═════ DATA SHOWN
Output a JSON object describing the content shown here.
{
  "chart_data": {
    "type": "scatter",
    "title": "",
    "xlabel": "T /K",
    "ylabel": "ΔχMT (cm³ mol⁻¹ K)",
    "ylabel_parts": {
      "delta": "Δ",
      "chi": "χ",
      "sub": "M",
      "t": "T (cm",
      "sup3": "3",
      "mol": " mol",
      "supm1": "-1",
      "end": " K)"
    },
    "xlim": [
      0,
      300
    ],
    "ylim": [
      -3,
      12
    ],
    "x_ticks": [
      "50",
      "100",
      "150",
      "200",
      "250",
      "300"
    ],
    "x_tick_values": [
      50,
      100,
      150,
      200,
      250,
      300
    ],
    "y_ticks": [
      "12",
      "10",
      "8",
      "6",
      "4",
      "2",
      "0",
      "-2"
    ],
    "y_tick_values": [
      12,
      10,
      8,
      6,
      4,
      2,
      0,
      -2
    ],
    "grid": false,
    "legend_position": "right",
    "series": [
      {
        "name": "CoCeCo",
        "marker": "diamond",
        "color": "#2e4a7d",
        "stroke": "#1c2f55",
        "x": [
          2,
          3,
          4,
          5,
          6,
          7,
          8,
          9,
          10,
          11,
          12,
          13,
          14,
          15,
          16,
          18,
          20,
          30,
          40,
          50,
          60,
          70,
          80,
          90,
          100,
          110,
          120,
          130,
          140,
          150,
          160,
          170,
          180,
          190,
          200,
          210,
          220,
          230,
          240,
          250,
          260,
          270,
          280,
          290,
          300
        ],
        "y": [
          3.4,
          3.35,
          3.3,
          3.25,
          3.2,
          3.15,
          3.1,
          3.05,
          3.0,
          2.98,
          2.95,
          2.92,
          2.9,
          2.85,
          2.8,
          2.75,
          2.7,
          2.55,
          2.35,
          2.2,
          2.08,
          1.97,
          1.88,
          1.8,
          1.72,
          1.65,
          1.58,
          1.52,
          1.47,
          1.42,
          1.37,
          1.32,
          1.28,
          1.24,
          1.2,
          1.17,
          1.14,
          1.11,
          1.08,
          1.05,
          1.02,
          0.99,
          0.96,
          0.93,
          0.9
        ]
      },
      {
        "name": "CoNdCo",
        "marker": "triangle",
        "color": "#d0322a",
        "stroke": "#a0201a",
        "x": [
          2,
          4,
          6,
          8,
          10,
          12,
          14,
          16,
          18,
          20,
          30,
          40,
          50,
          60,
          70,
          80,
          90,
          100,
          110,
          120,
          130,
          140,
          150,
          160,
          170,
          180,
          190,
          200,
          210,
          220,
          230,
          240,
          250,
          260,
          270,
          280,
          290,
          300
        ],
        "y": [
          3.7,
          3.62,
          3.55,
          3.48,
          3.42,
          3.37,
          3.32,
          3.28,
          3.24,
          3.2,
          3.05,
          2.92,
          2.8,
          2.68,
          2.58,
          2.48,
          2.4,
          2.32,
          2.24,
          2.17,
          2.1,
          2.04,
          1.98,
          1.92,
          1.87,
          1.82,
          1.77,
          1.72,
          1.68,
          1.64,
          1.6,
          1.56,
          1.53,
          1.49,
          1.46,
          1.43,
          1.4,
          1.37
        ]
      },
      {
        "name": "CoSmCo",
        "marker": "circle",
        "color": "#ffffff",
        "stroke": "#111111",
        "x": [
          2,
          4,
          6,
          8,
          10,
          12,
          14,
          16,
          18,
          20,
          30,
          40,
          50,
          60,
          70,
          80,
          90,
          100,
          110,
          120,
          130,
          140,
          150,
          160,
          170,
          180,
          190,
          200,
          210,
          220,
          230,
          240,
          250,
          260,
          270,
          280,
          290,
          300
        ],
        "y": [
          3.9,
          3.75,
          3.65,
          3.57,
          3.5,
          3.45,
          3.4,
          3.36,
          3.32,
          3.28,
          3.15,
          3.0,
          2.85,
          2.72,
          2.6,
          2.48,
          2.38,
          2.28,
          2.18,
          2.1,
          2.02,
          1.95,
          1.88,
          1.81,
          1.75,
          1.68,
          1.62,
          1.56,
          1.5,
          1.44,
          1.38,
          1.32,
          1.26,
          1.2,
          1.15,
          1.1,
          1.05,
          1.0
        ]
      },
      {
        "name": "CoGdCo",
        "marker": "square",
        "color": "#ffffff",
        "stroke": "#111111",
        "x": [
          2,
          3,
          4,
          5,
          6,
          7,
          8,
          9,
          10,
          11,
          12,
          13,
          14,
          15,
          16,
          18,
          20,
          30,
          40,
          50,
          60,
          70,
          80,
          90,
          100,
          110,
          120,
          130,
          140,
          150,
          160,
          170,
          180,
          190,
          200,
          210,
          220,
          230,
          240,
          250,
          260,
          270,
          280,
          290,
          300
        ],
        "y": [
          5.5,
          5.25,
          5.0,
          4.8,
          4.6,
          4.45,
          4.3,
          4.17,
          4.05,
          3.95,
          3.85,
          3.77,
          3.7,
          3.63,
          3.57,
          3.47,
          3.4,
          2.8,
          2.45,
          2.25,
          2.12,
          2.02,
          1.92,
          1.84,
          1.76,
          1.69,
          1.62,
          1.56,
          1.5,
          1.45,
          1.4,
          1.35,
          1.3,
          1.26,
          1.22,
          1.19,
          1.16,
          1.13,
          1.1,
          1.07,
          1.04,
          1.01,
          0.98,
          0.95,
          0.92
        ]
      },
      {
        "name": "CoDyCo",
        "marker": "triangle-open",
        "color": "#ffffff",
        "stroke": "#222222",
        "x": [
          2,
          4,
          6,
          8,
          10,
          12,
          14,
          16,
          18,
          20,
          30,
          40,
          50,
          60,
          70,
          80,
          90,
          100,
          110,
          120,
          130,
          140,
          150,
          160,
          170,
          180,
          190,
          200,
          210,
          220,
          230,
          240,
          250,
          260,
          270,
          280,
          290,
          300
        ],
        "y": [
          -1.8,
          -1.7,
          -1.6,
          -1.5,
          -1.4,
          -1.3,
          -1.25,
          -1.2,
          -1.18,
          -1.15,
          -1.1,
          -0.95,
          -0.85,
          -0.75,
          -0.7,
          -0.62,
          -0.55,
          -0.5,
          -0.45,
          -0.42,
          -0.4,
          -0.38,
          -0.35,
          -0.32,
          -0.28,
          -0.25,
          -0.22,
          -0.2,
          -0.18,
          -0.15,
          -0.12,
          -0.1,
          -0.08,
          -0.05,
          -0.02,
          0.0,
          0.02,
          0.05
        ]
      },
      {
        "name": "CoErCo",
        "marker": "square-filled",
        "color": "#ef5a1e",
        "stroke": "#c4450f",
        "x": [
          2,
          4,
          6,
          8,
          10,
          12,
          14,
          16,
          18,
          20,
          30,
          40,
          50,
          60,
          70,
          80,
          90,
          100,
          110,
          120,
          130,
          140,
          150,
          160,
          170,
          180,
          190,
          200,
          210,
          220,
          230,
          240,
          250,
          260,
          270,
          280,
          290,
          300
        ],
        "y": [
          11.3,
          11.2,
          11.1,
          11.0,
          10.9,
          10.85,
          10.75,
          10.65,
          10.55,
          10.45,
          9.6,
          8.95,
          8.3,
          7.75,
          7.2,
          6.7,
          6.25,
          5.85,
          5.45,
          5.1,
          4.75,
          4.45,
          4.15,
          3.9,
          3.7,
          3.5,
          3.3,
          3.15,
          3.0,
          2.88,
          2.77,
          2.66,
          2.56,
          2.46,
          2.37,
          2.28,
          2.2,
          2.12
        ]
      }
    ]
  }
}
══════════
**WHAT IS NEEDED:** Set down the material above again, word for word.

**RESPONSE TO THE EXERCISE:**
Output a JSON object describing the content shown here.
{
  "chart_data": {
    "type": "scatter",
    "title": "",
    "xlabel": "T /K",
    "ylabel": "ΔχMT (cm³ mol⁻¹ K)",
    "ylabel_parts": {
      "delta": "Δ",
      "chi": "χ",
      "sub": "M",
      "t": "T (cm",
      "sup3": "3",
      "mol": " mol",
      "supm1": "-1",
      "end": " K)"
    },
    "xlim": [
      0,
      300
    ],
    "ylim": [
      -3,
      12
    ],
    "x_ticks": [
      "50",
      "100",
      "150",
      "200",
      "250",
      "300"
    ],
    "x_tick_values": [
      50,
      100,
      150,
      200,
      250,
      300
    ],
    "y_ticks": [
      "12",
      "10",
      "8",
      "6",
      "4",
      "2",
      "0",
      "-2"
    ],
    "y_tick_values": [
      12,
      10,
      8,
      6,
      4,
      2,
      0,
      -2
    ],
    "grid": false,
    "legend_position": "right",
    "series": [
      {
        "name": "CoCeCo",
        "marker": "diamond",
        "color": "#2e4a7d",
        "stroke": "#1c2f55",
        "x": [
          2,
          3,
          4,
          5,
          6,
          7,
          8,
          9,
          10,
          11,
          12,
          13,
          14,
          15,
          16,
          18,
          20,
          30,
          40,
          50,
          60,
          70,
          80,
          90,
          100,
          110,
          120,
          130,
          140,
          150,
          160,
          170,
          180,
          190,
          200,
          210,
          220,
          230,
          240,
          250,
          260,
          270,
          280,
          290,
          300
        ],
        "y": [
          3.4,
          3.35,
          3.3,
          3.25,
          3.2,
          3.15,
          3.1,
          3.05,
          3.0,
          2.98,
          2.95,
          2.92,
          2.9,
          2.85,
          2.8,
          2.75,
          2.7,
          2.55,
          2.35,
          2.2,
          2.08,
          1.97,
          1.88,
          1.8,
          1.72,
          1.65,
          1.58,
          1.52,
          1.47,
          1.42,
          1.37,
          1.32,
          1.28,
          1.24,
          1.2,
          1.17,
          1.14,
          1.11,
          1.08,
          1.05,
          1.02,
          0.99,
          0.96,
          0.93,
          0.9
        ]
      },
      {
        "name": "CoNdCo",
        "marker": "triangle",
        "color": "#d0322a",
        "stroke": "#a0201a",
        "x": [
          2,
          4,
          6,
          8,
          10,
          12,
          14,
          16,
          18,
          20,
          30,
          40,
          50,
          60,
          70,
          80,
          90,
          100,
          110,
          120,
          130,
          140,
          150,
          160,
          170,
          180,
          190,
          200,
          210,
          220,
          230,
          240,
          250,
          260,
          270,
          280,
          290,
          300
        ],
        "y": [
          3.7,
          3.62,
          3.55,
          3.48,
          3.42,
          3.37,
          3.32,
          3.28,
          3.24,
          3.2,
          3.05,
          2.92,
          2.8,
          2.68,
          2.58,
          2.48,
          2.4,
          2.32,
          2.24,
          2.17,
          2.1,
          2.04,
          1.98,
          1.92,
          1.87,
          1.82,
          1.77,
          1.72,
          1.68,
          1.64,
          1.6,
          1.56,
          1.53,
          1.49,
          1.46,
          1.43,
          1.4,
          1.37
        ]
      },
      {
        "name": "CoSmCo",
        "marker": "circle",
        "color": "#ffffff",
        "stroke": "#111111",
        "x": [
          2,
          4,
          6,
          8,
          10,
          12,
          14,
          16,
          18,
          20,
          30,
          40,
          50,
          60,
          70,
          80,
          90,
          100,
          110,
          120,
          130,
          140,
          150,
          160,
          170,
          180,
          190,
          200,
          210,
          220,
          230,
          240,
          250,
          260,
          270,
          280,
          290,
          300
        ],
        "y": [
          3.9,
          3.75,
          3.65,
          3.57,
          3.5,
          3.45,
          3.4,
          3.36,
          3.32,
          3.28,
          3.15,
          3.0,
          2.85,
          2.72,
          2.6,
          2.48,
          2.38,
          2.28,
          2.18,
          2.1,
          2.02,
          1.95,
          1.88,
          1.81,
          1.75,
          1.68,
          1.62,
          1.56,
          1.5,
          1.44,
          1.38,
          1.32,
          1.26,
          1.2,
          1.15,
          1.1,
          1.05,
          1.0
        ]
      },
      {
        "name": "CoGdCo",
        "marker": "square",
        "color": "#ffffff",
        "stroke": "#111111",
        "x": [
          2,
          3,
          4,
          5,
          6,
          7,
          8,
          9,
          10,
          11,
          12,
          13,
          14,
          15,
          16,
          18,
          20,
          30,
          40,
          50,
          60,
          70,
          80,
          90,
          100,
          110,
          120,
          130,
          140,
          150,
          160,
          170,
          180,
          190,
          200,
          210,
          220,
          230,
          240,
          250,
          260,
          270,
          280,
          290,
          300
        ],
        "y": [
          5.5,
          5.25,
          5.0,
          4.8,
          4.6,
          4.45,
          4.3,
          4.17,
          4.05,
          3.95,
          3.85,
          3.77,
          3.7,
          3.63,
          3.57,
          3.47,
          3.4,
          2.8,
          2.45,
          2.25,
          2.12,
          2.02,
          1.92,
          1.84,
          1.76,
          1.69,
          1.62,
          1.56,
          1.5,
          1.45,
          1.4,
          1.35,
          1.3,
          1.26,
          1.22,
          1.19,
          1.16,
          1.13,
          1.1,
          1.07,
          1.04,
          1.01,
          0.98,
          0.95,
          0.92
        ]
      },
      {
        "name": "CoDyCo",
        "marker": "triangle-open",
        "color": "#ffffff",
        "stroke": "#222222",
        "x": [
          2,
          4,
          6,
          8,
          10,
          12,
          14,
          16,
          18,
          20,
          30,
          40,
          50,
          60,
          70,
          80,
          90,
          100,
          110,
          120,
          130,
          140,
          150,
          160,
          170,
          180,
          190,
          200,
          210,
          220,
          230,
          240,
          250,
          260,
          270,
          280,
          290,
          300
        ],
        "y": [
          -1.8,
          -1.7,
          -1.6,
          -1.5,
          -1.4,
          -1.3,
          -1.25,
          -1.2,
          -1.18,
          -1.15,
          -1.1,
          -0.95,
          -0.85,
          -0.75,
          -0.7,
          -0.62,
          -0.55,
          -0.5,
          -0.45,
          -0.42,
          -0.4,
          -0.38,
          -0.35,
          -0.32,
          -0.28,
          -0.25,
          -0.22,
          -0.2,
          -0.18,
          -0.15,
          -0.12,
          -0.1,
          -0.08,
          -0.05,
          -0.02,
          0.0,
          0.02,
          0.05
        ]
      },
      {
        "name": "CoErCo",
        "marker": "square-filled",
        "color": "#ef5a1e",
        "stroke": "#c4450f",
        "x": [
          2,
          4,
          6,
          8,
          10,
          12,
          14,
          16,
          18,
          20,
          30,
          40,
          50,
          60,
          70,
          80,
          90,
          100,
          110,
          120,
          130,
          140,
          150,
          160,
          170,
          180,
          190,
          200,
          210,
          220,
          230,
          240,
          250,
          260,
          270,
          280,
          290,
          300
        ],
        "y": [
          11.3,
          11.2,
          11.1,
          11.0,
          10.9,
          10.85,
          10.75,
          10.65,
          10.55,
          10.45,
          9.6,
          8.95,
          8.3,
          7.75,
          7.2,
          6.7,
          6.25,
          5.85,
          5.45,
          5.1,
          4.75,
          4.45,
          4.15,
          3.9,
          3.7,
          3.5,
          3.3,
          3.15,
          3.0,
          2.88,
          2.77,
          2.66,
          2.56,
          2.46,
          2.37,
          2.28,
          2.2,
          2.12
        ]
      }
    ]
  }
}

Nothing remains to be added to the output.